Problem set:
a - Please return the passage from the ext4 credits message exactly, from "I see the history" to "I missing something?".
b - Translate this sentence from the ext4 credits message into French: "BTW, look the credits calculation in depth, the definition of EXT4_DATA_TRANS_BLOCKS is weird, the '-2' subtraction looks wrong."

Document excerpt:
■ ■ ■ ■ ■

BTW, look the credits calculation in depth, the definition of
EXT4_DATA_TRANS_BLOCKS is weird, the '-2' subtraction looks wrong.

> #define EXT4_DATA_TRANS_BLOCKS(sb) (EXT4_SINGLEDATA_TRANS_BLOCKS(sb) + \
> EXT4_XATTR_TRANS_BLOCKS - 2 + \
> EXT4_MAXQUOTAS_TRANS_BLOCKS(sb))

I see the history log, before commit[1], the '-2' subtract the 2 more duplicate
counted super block in '3 * EXT3_SINGLEDATA_TRANS_BLOCKS', but after this commit,
it seems buggy because we have only count the super block once. It's a long time
ago, I'm not sure am I missing something?

[1]. https://git.kernel.org/pub/scm/linux/kernel/git/history/history.git/commit/?id=2df2c24aa6d2cd56777570d96494b921568b4405

Thanks,
Yi.

■ ■ ■ ■ ■

Information given:
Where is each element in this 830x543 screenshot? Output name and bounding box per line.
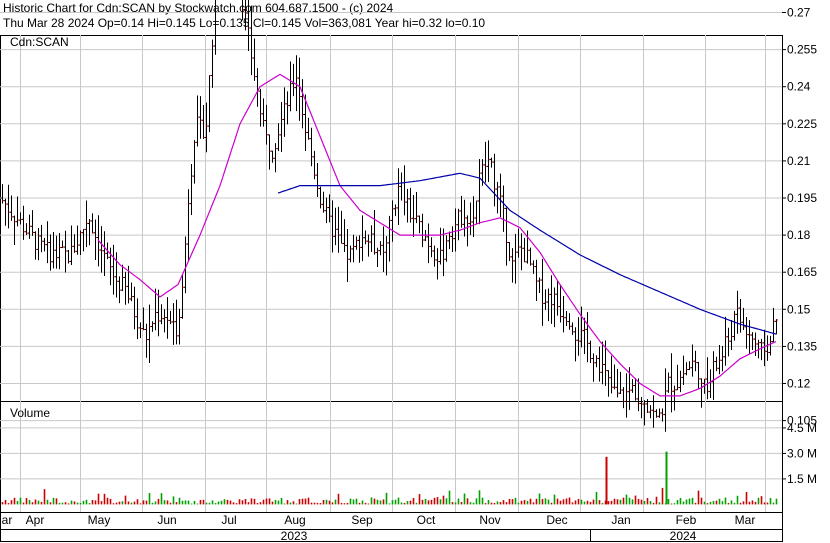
price-tick-label: 0.225 [787, 117, 817, 131]
price-tick-label: 0.21 [787, 154, 811, 168]
price-tick-label: 0.24 [787, 80, 811, 94]
price-tick-label: 0.255 [787, 43, 817, 57]
year-axis-frame [0, 529, 783, 542]
month-label: ar [2, 513, 13, 527]
price-tick-label: 0.15 [787, 302, 811, 316]
month-label: Aug [284, 513, 305, 527]
month-label: Dec [546, 513, 567, 527]
month-label: Mar [735, 513, 756, 527]
price-tick-label: 0.18 [787, 228, 811, 242]
month-label: Jun [157, 513, 176, 527]
price-tick-label: 0.27 [787, 6, 811, 20]
month-label: Feb [676, 513, 697, 527]
volume-tick-label: 4.5 M [787, 421, 817, 435]
month-axis-frame [0, 512, 783, 530]
price-tick-label: 0.195 [787, 191, 817, 205]
volume-tick-label: 1.5 M [787, 472, 817, 486]
volume-label: Volume [10, 406, 50, 420]
price-tick-label: 0.135 [787, 339, 817, 353]
year-label: 2024 [670, 529, 697, 543]
month-label: Apr [26, 513, 45, 527]
month-label: Nov [479, 513, 500, 527]
year-label: 2023 [281, 529, 308, 543]
price-chart: ar Apr May Jun Jul Aug Sep Oct Nov Dec Jan Feb Mar 20… [0, 0, 817, 543]
volume-tick-label: 3.0 M [787, 446, 817, 460]
price-tick-label: 0.12 [787, 376, 811, 390]
month-label: Jul [221, 513, 236, 527]
symbol-label: Cdn:SCAN [10, 35, 69, 49]
month-label: May [88, 513, 111, 527]
month-label: Jan [611, 513, 630, 527]
month-label: Oct [417, 513, 436, 527]
price-tick-label: 0.165 [787, 265, 817, 279]
month-label: Sep [351, 513, 373, 527]
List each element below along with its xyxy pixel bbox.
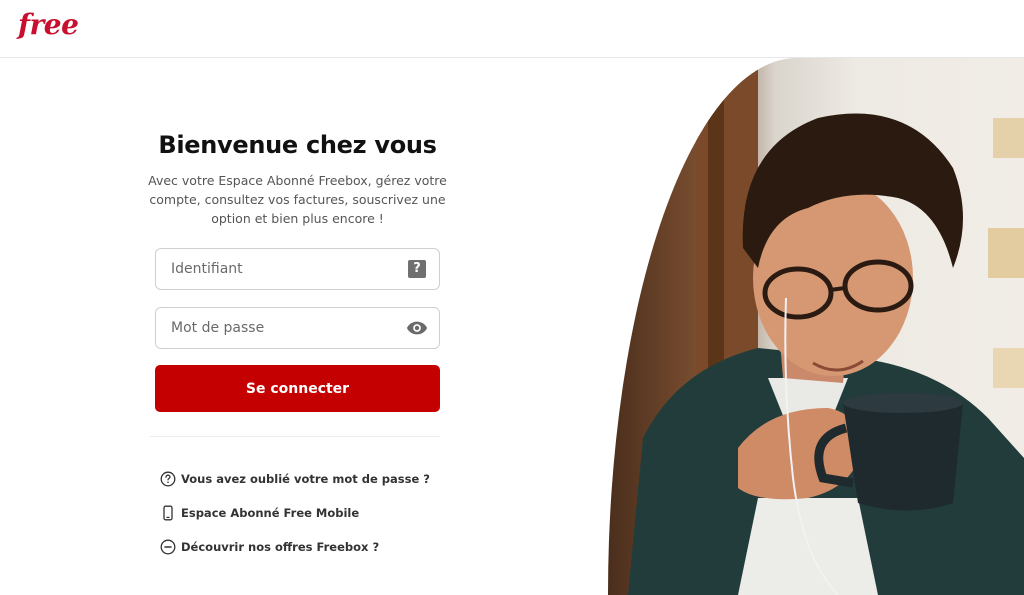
divider	[150, 436, 440, 437]
link-label: Vous avez oublié votre mot de passe ?	[181, 472, 430, 486]
header: free	[0, 0, 1024, 58]
free-logo[interactable]: free	[18, 8, 79, 41]
forgot-password-link[interactable]: Vous avez oublié votre mot de passe ?	[160, 470, 430, 488]
username-field: ?	[155, 248, 440, 290]
eye-icon[interactable]	[406, 320, 428, 336]
smartphone-icon	[163, 505, 173, 521]
page-title: Bienvenue chez vous	[158, 131, 437, 159]
login-button[interactable]: Se connecter	[155, 365, 440, 412]
link-label: Découvrir nos offres Freebox ?	[181, 540, 380, 554]
password-input[interactable]	[156, 308, 439, 348]
help-square-icon[interactable]: ?	[408, 260, 426, 278]
page-subtitle: Avec votre Espace Abonné Freebox, gérez …	[148, 173, 447, 226]
minus-circle-icon	[160, 539, 176, 555]
username-input[interactable]	[156, 249, 439, 289]
man-with-coffee-illustration	[628, 58, 1024, 595]
link-label: Espace Abonné Free Mobile	[181, 506, 360, 520]
password-field	[155, 307, 440, 349]
hero-photo	[608, 58, 1024, 595]
question-circle-icon	[160, 471, 176, 487]
freebox-offers-link[interactable]: Découvrir nos offres Freebox ?	[160, 538, 379, 556]
free-mobile-link[interactable]: Espace Abonné Free Mobile	[160, 504, 359, 522]
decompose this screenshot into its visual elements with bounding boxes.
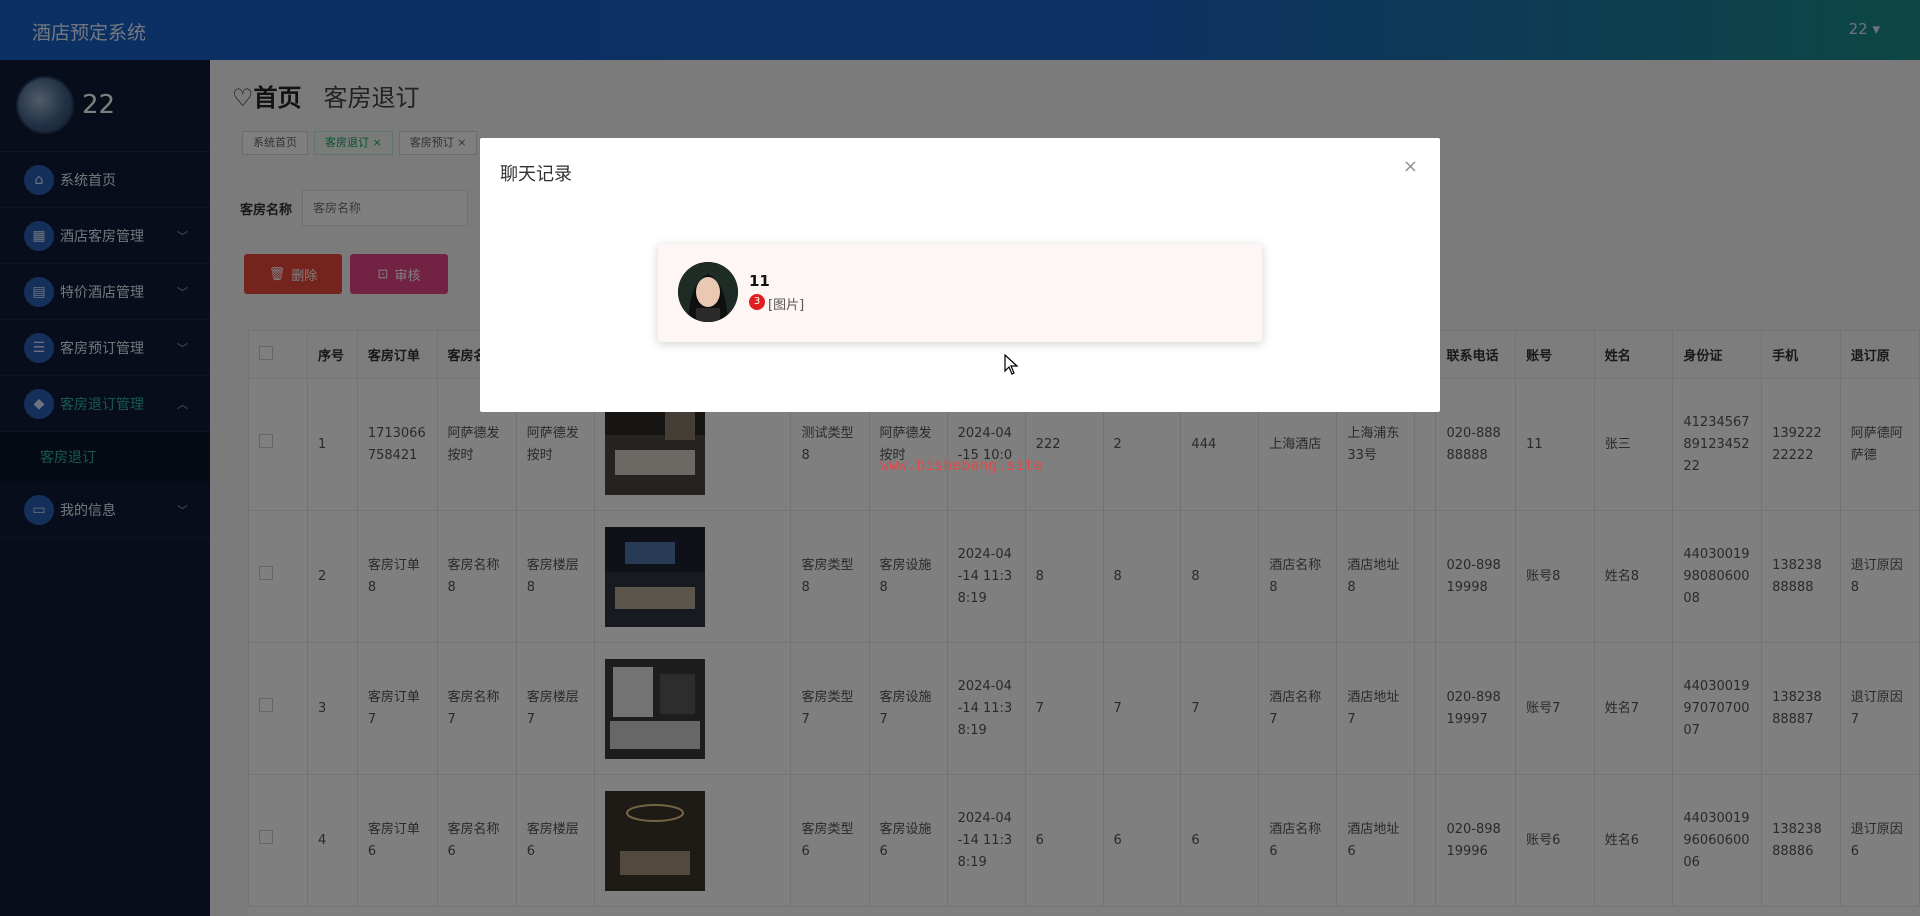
avatar bbox=[678, 262, 738, 322]
mouse-cursor-icon bbox=[1004, 354, 1019, 375]
chat-last-message: [图片] bbox=[768, 298, 805, 313]
dialog-title: 聊天记录 bbox=[500, 164, 572, 185]
close-icon[interactable]: × bbox=[1403, 156, 1418, 177]
chat-history-dialog: 聊天记录 × 11 3 [图片] bbox=[480, 138, 1440, 412]
watermark: www.bishebang.site bbox=[880, 456, 1043, 474]
chat-contact-name: 11 bbox=[749, 272, 770, 290]
chat-list-item[interactable]: 11 3 [图片] bbox=[658, 244, 1262, 342]
unread-badge: 3 bbox=[749, 294, 765, 310]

■ ■ ■ ■ ■

Per-task answers:
a -
I see the history log, before commit[1], the '-2' subtract the 2 more duplicate
counted super block in '3 * EXT3_SINGLEDATA_TRANS_BLOCKS', but after this commit,
it seems buggy because we have only count the super block once. It's a long time
ago, I'm not sure am I missing something?

b - Au fait, en examinant en détail le calcul des crédits, la définition de EXT4_DATA_TRANS_BLOCKS est étrange, la soustraction '-2' semble erronée.